Tally the lines in the records underneath that contain the string "JSON", and state the figure by itself.

-- begin AVAILABLE DATA --

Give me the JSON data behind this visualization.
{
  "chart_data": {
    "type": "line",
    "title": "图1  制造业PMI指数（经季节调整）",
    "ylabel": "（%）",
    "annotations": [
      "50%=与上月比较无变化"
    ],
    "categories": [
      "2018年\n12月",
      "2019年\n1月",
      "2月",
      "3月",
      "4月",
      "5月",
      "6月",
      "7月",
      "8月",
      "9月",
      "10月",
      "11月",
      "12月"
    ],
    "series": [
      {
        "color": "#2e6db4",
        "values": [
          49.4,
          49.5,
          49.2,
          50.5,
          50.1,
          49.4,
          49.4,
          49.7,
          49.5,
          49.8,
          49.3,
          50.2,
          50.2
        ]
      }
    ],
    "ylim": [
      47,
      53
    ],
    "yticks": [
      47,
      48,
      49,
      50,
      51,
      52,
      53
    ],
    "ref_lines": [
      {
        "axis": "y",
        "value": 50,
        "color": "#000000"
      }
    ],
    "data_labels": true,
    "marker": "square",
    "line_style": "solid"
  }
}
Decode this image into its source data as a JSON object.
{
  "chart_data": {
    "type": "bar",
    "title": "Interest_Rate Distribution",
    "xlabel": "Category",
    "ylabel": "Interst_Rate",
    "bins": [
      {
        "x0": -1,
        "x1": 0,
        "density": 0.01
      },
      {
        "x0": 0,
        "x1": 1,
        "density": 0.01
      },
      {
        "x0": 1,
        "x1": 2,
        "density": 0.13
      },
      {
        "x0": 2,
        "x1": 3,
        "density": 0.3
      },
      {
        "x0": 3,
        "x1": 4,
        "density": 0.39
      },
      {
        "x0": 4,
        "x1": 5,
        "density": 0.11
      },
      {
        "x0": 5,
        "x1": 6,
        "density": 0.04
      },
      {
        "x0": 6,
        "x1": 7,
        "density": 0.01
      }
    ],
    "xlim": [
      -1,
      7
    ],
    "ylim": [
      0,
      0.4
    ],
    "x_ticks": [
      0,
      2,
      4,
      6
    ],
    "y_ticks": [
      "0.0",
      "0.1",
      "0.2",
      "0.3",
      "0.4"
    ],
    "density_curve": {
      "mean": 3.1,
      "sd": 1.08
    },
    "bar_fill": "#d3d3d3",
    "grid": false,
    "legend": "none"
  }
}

-- end AVAILABLE DATA --

■ RESPONSE ■
2